Collect all lines from the listing that include the string "Directeur".
##### Provided data
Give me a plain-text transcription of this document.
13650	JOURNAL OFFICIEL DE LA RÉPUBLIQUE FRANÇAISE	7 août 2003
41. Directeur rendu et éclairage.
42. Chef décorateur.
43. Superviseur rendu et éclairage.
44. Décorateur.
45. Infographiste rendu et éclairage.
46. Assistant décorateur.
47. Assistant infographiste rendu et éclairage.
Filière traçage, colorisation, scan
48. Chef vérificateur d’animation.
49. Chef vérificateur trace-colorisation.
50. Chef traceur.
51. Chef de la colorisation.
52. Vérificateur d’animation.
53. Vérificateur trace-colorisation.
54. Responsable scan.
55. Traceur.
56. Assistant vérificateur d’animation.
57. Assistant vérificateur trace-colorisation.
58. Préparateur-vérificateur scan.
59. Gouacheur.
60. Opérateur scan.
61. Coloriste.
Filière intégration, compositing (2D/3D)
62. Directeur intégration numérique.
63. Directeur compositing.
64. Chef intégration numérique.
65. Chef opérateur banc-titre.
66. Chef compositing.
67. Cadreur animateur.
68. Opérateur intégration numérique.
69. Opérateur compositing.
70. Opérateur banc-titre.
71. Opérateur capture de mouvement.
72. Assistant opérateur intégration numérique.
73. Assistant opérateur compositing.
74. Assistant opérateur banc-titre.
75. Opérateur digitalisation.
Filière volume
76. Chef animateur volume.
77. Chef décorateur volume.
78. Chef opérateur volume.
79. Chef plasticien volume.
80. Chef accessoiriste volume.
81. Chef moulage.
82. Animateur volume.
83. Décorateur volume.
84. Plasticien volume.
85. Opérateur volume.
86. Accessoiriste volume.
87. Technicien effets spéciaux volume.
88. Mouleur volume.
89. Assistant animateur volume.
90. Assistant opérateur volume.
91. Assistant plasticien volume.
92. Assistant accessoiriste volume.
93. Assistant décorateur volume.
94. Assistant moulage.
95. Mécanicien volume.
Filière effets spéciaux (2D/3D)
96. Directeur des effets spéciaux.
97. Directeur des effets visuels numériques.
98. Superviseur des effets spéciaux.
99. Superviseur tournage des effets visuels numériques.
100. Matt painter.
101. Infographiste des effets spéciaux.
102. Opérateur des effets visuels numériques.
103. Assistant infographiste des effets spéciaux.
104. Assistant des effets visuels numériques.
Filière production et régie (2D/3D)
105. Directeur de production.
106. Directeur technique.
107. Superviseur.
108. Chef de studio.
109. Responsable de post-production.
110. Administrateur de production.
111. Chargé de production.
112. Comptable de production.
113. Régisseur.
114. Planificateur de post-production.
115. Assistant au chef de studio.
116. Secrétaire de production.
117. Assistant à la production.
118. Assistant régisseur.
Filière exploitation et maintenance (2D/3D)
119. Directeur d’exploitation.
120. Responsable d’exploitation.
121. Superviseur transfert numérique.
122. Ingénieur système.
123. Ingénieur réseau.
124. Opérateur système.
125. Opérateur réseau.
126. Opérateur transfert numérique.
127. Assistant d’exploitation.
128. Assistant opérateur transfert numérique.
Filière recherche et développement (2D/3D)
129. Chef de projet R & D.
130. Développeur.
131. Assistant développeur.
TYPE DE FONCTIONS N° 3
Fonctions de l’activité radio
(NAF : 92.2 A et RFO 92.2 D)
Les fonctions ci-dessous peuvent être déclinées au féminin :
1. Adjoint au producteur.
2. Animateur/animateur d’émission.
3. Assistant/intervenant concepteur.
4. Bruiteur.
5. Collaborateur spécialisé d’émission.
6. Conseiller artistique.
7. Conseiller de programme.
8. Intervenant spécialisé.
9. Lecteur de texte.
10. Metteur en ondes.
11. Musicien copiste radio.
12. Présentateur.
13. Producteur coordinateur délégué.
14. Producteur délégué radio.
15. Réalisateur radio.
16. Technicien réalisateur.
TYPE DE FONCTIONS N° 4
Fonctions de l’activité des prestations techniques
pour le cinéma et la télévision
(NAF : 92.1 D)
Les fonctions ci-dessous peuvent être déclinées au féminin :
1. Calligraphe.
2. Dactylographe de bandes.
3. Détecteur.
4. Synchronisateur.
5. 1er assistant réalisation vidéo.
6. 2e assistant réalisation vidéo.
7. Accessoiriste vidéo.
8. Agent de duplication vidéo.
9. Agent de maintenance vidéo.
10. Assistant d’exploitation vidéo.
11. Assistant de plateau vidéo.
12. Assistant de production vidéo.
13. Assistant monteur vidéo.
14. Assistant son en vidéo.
##########
_Exercise response_:
41. Directeur rendu et éclairage.
62. Directeur intégration numérique.
63. Directeur compositing.
96. Directeur des effets spéciaux.
97. Directeur des effets visuels numériques.
105. Directeur de production.
106. Directeur technique.
119. Directeur d’exploitation.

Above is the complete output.